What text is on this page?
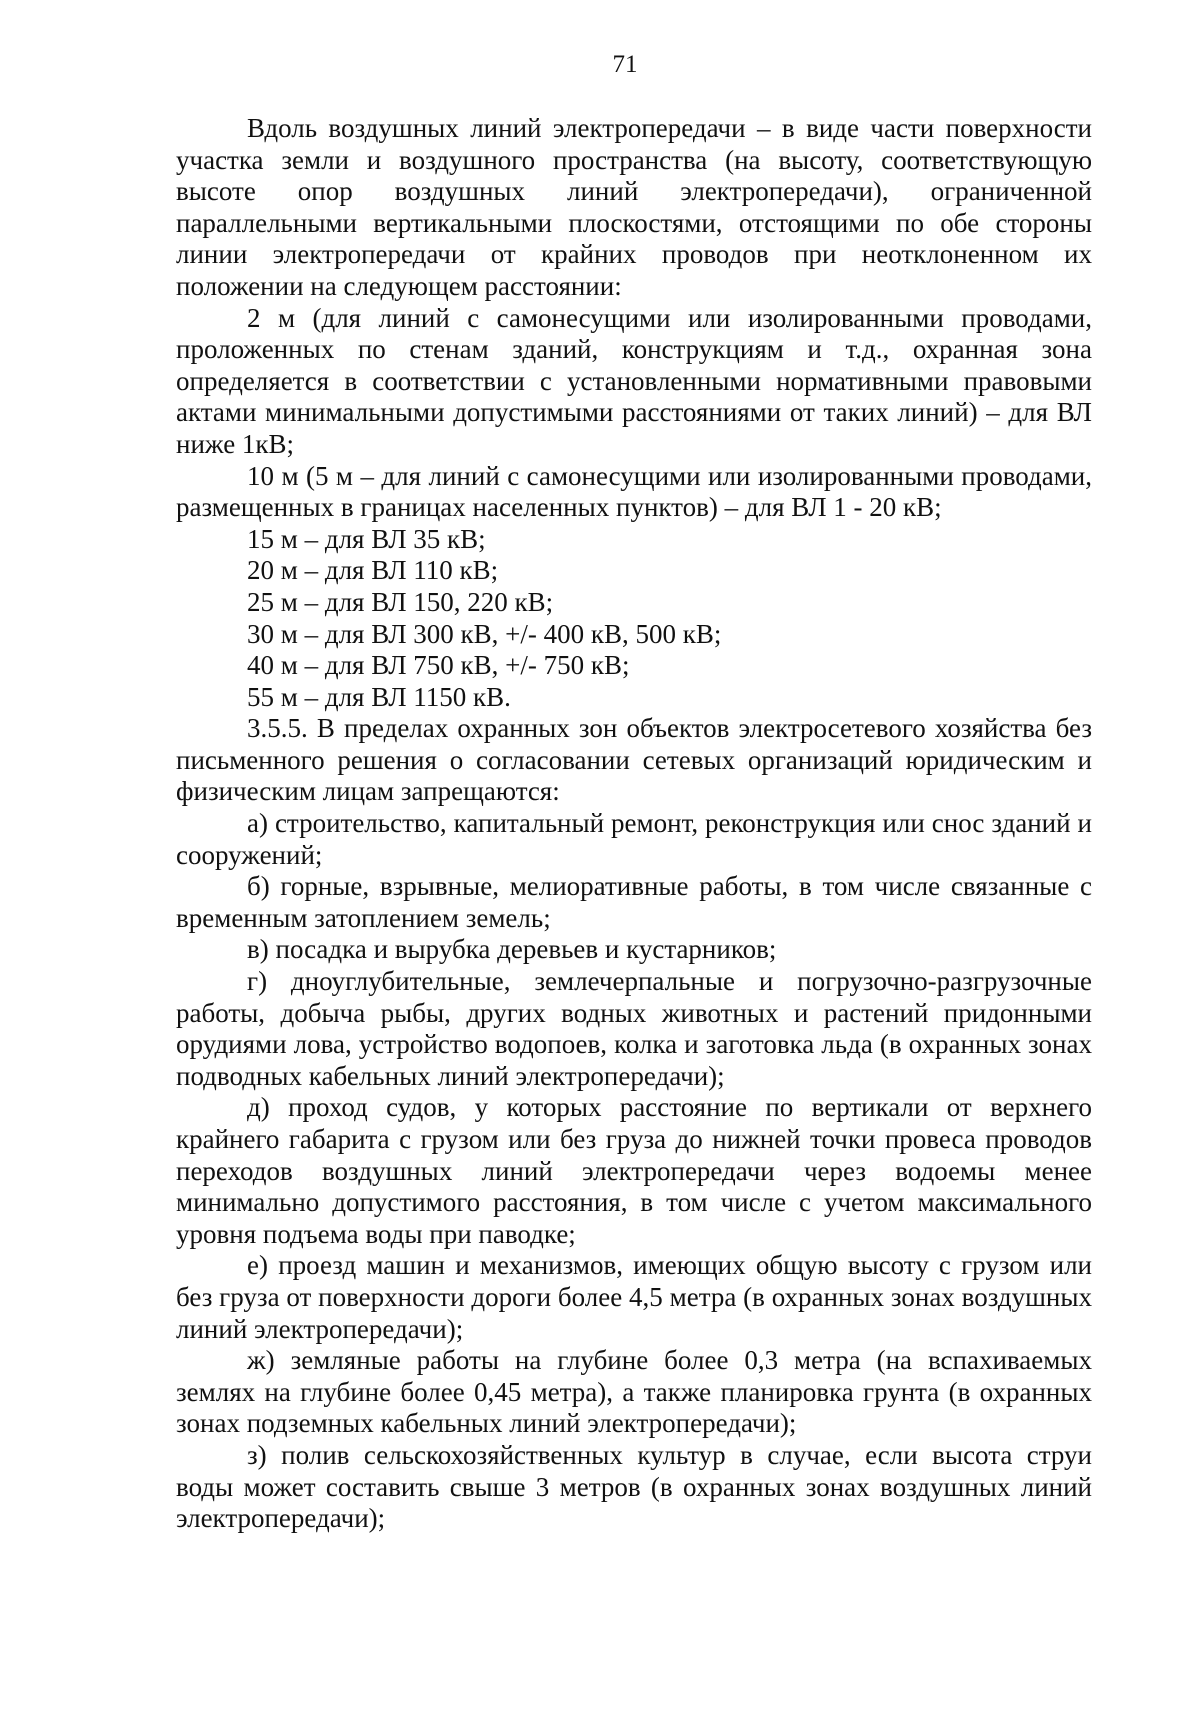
71

Вдоль воздушных линий электропередачи – в виде части поверхности участка земли и воздушного пространства (на высоту, соответствующую высоте опор воздушных линий электропередачи), ограниченной параллельными вертикальными плоскостями, отстоящими по обе стороны линии электропередачи от крайних проводов при неотклоненном их положении на следующем расстоянии:

2 м (для линий с самонесущими или изолированными проводами, проложенных по стенам зданий, конструкциям и т.д., охранная зона определяется в соответствии с установленными нормативными правовыми актами минимальными допустимыми расстояниями от таких линий) – для ВЛ ниже 1кВ;

10 м (5 м – для линий с самонесущими или изолированными проводами, размещенных в границах населенных пунктов) – для ВЛ 1 - 20 кВ;

15 м – для ВЛ 35 кВ;

20 м – для ВЛ 110 кВ;

25 м – для ВЛ 150, 220 кВ;

30 м – для ВЛ 300 кВ, +/- 400 кВ, 500 кВ;

40 м – для ВЛ 750 кВ, +/- 750 кВ;

55 м – для ВЛ 1150 кВ.

3.5.5. В пределах охранных зон объектов электросетевого хозяйства без письменного решения о согласовании сетевых организаций юридическим и физическим лицам запрещаются:

а) строительство, капитальный ремонт, реконструкция или снос зданий и сооружений;

б) горные, взрывные, мелиоративные работы, в том числе связанные с временным затоплением земель;

в) посадка и вырубка деревьев и кустарников;

г) дноуглубительные, землечерпальные и погрузочно-разгрузочные работы, добыча рыбы, других водных животных и растений придонными орудиями лова, устройство водопоев, колка и заготовка льда (в охранных зонах подводных кабельных линий электропередачи);

д) проход судов, у которых расстояние по вертикали от верхнего крайнего габарита с грузом или без груза до нижней точки провеса проводов переходов воздушных линий электропередачи через водоемы менее минимально допустимого расстояния, в том числе с учетом максимального уровня подъема воды при паводке;

е) проезд машин и механизмов, имеющих общую высоту с грузом или без груза от поверхности дороги более 4,5 метра (в охранных зонах воздушных линий электропередачи);

ж) земляные работы на глубине более 0,3 метра (на вспахиваемых землях на глубине более 0,45 метра), а также планировка грунта (в охранных зонах подземных кабельных линий электропередачи);

з) полив сельскохозяйственных культур в случае, если высота струи воды может составить свыше 3 метров (в охранных зонах воздушных линий электропередачи);
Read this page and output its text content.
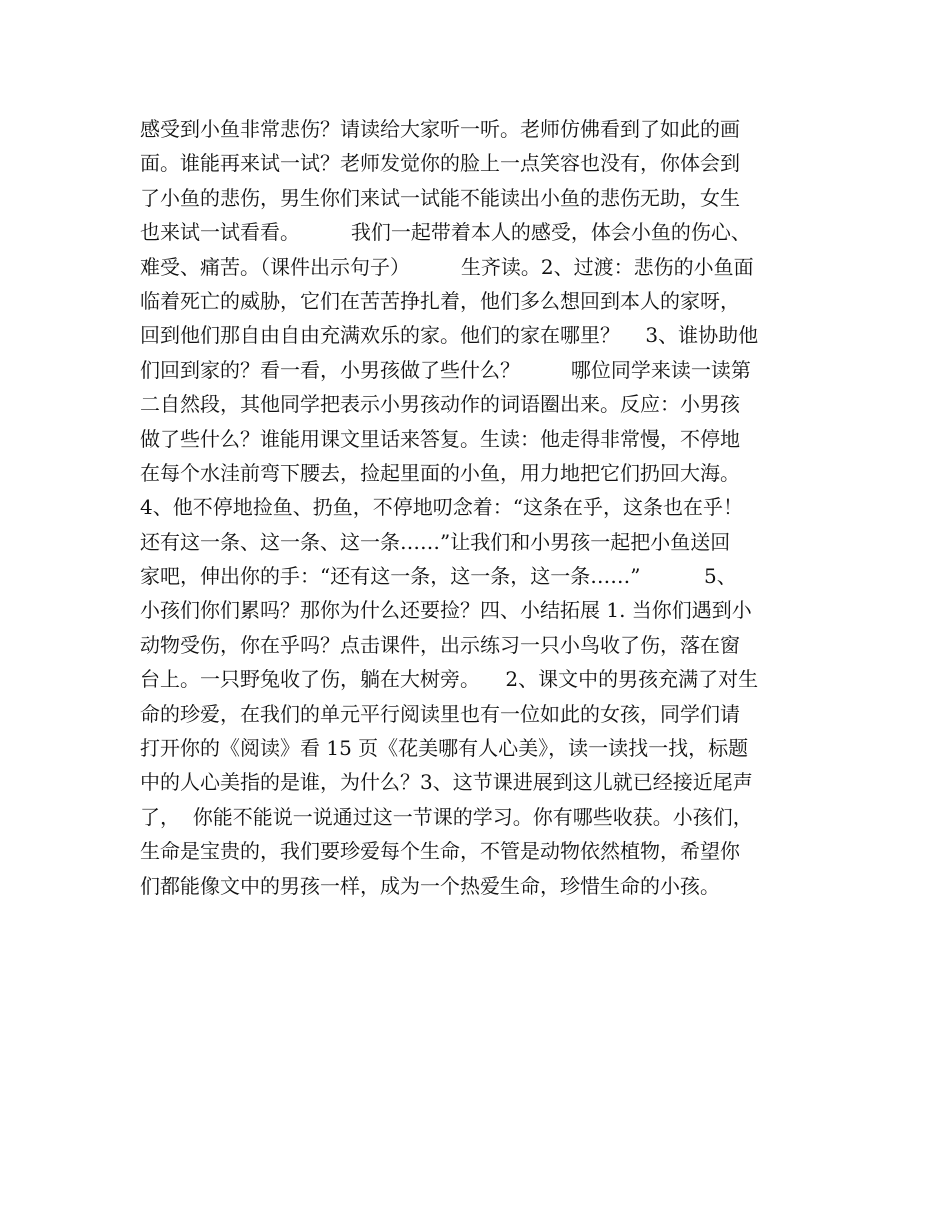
感受到小鱼非常悲伤？请读给大家听一听。老师仿佛看到了如此的画
面。谁能再来试一试？老师发觉你的脸上一点笑容也没有，你体会到
了小鱼的悲伤，男生你们来试一试能不能读出小鱼的悲伤无助，女生
也来试一试看看。        我们一起带着本人的感受，体会小鱼的伤心、
难受、痛苦。（课件出示句子）        生齐读。2、过渡：悲伤的小鱼面
临着死亡的威胁，它们在苦苦挣扎着，他们多么想回到本人的家呀，
回到他们那自由自由充满欢乐的家。他们的家在哪里？    3、谁协助他
们回到家的？看一看，小男孩做了些什么？        哪位同学来读一读第
二自然段，其他同学把表示小男孩动作的词语圈出来。反应：小男孩
做了些什么？谁能用课文里话来答复。生读：他走得非常慢，不停地
在每个水洼前弯下腰去，捡起里面的小鱼，用力地把它们扔回大海。
4、他不停地捡鱼、扔鱼，不停地叨念着：“这条在乎，这条也在乎！
还有这一条、这一条、这一条……”让我们和小男孩一起把小鱼送回
家吧，伸出你的手：“还有这一条，这一条，这一条……”          5、
小孩们你们累吗？那你为什么还要捡？四、小结拓展 1. 当你们遇到小
动物受伤，你在乎吗？点击课件，出示练习一只小鸟收了伤，落在窗
台上。一只野兔收了伤，躺在大树旁。    2、课文中的男孩充满了对生
命的珍爱，在我们的单元平行阅读里也有一位如此的女孩，同学们请
打开你的《阅读》看 15 页《花美哪有人心美》，读一读找一找，标题
中的人心美指的是谁，为什么？3、这节课进展到这儿就已经接近尾声
了，  你能不能说一说通过这一节课的学习。你有哪些收获。小孩们，
生命是宝贵的，我们要珍爱每个生命，不管是动物依然植物，希望你
们都能像文中的男孩一样，成为一个热爱生命，珍惜生命的小孩。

######

**THE TASK**.
Pictures are to be left out; repeat all the remaining data exactly.

**IN RESPONSE**.
What text is on this page?
71

Вдоль воздушных линий электропередачи – в виде части поверхности участка земли и воздушного пространства (на высоту, соответствующую высоте опор воздушных линий электропередачи), ограниченной параллельными вертикальными плоскостями, отстоящими по обе стороны линии электропередачи от крайних проводов при неотклоненном их положении на следующем расстоянии:

2 м (для линий с самонесущими или изолированными проводами, проложенных по стенам зданий, конструкциям и т.д., охранная зона определяется в соответствии с установленными нормативными правовыми актами минимальными допустимыми расстояниями от таких линий) – для ВЛ ниже 1кВ;

10 м (5 м – для линий с самонесущими или изолированными проводами, размещенных в границах населенных пунктов) – для ВЛ 1 - 20 кВ;

15 м – для ВЛ 35 кВ;

20 м – для ВЛ 110 кВ;

25 м – для ВЛ 150, 220 кВ;

30 м – для ВЛ 300 кВ, +/- 400 кВ, 500 кВ;

40 м – для ВЛ 750 кВ, +/- 750 кВ;

55 м – для ВЛ 1150 кВ.

3.5.5. В пределах охранных зон объектов электросетевого хозяйства без письменного решения о согласовании сетевых организаций юридическим и физическим лицам запрещаются:

а) строительство, капитальный ремонт, реконструкция или снос зданий и сооружений;

б) горные, взрывные, мелиоративные работы, в том числе связанные с временным затоплением земель;

в) посадка и вырубка деревьев и кустарников;

г) дноуглубительные, землечерпальные и погрузочно-разгрузочные работы, добыча рыбы, других водных животных и растений придонными орудиями лова, устройство водопоев, колка и заготовка льда (в охранных зонах подводных кабельных линий электропередачи);

д) проход судов, у которых расстояние по вертикали от верхнего крайнего габарита с грузом или без груза до нижней точки провеса проводов переходов воздушных линий электропередачи через водоемы менее минимально допустимого расстояния, в том числе с учетом максимального уровня подъема воды при паводке;

е) проезд машин и механизмов, имеющих общую высоту с грузом или без груза от поверхности дороги более 4,5 метра (в охранных зонах воздушных линий электропередачи);

ж) земляные работы на глубине более 0,3 метра (на вспахиваемых землях на глубине более 0,45 метра), а также планировка грунта (в охранных зонах подземных кабельных линий электропередачи);

з) полив сельскохозяйственных культур в случае, если высота струи воды может составить свыше 3 метров (в охранных зонах воздушных линий электропередачи);
Read this page and output its text content.
感受到小鱼非常悲伤？请读给大家听一听。老师仿佛看到了如此的画
面。谁能再来试一试？老师发觉你的脸上一点笑容也没有，你体会到
了小鱼的悲伤，男生你们来试一试能不能读出小鱼的悲伤无助，女生
也来试一试看看。        我们一起带着本人的感受，体会小鱼的伤心、
难受、痛苦。（课件出示句子）        生齐读。2、过渡：悲伤的小鱼面
临着死亡的威胁，它们在苦苦挣扎着，他们多么想回到本人的家呀，
回到他们那自由自由充满欢乐的家。他们的家在哪里？    3、谁协助他
们回到家的？看一看，小男孩做了些什么？        哪位同学来读一读第
二自然段，其他同学把表示小男孩动作的词语圈出来。反应：小男孩
做了些什么？谁能用课文里话来答复。生读：他走得非常慢，不停地
在每个水洼前弯下腰去，捡起里面的小鱼，用力地把它们扔回大海。
4、他不停地捡鱼、扔鱼，不停地叨念着：“这条在乎，这条也在乎！
还有这一条、这一条、这一条……”让我们和小男孩一起把小鱼送回
家吧，伸出你的手：“还有这一条，这一条，这一条……”          5、
小孩们你们累吗？那你为什么还要捡？四、小结拓展 1. 当你们遇到小
动物受伤，你在乎吗？点击课件，出示练习一只小鸟收了伤，落在窗
台上。一只野兔收了伤，躺在大树旁。    2、课文中的男孩充满了对生
命的珍爱，在我们的单元平行阅读里也有一位如此的女孩，同学们请
打开你的《阅读》看 15 页《花美哪有人心美》，读一读找一找，标题
中的人心美指的是谁，为什么？3、这节课进展到这儿就已经接近尾声
了，  你能不能说一说通过这一节课的学习。你有哪些收获。小孩们，
生命是宝贵的，我们要珍爱每个生命，不管是动物依然植物，希望你
们都能像文中的男孩一样，成为一个热爱生命，珍惜生命的小孩。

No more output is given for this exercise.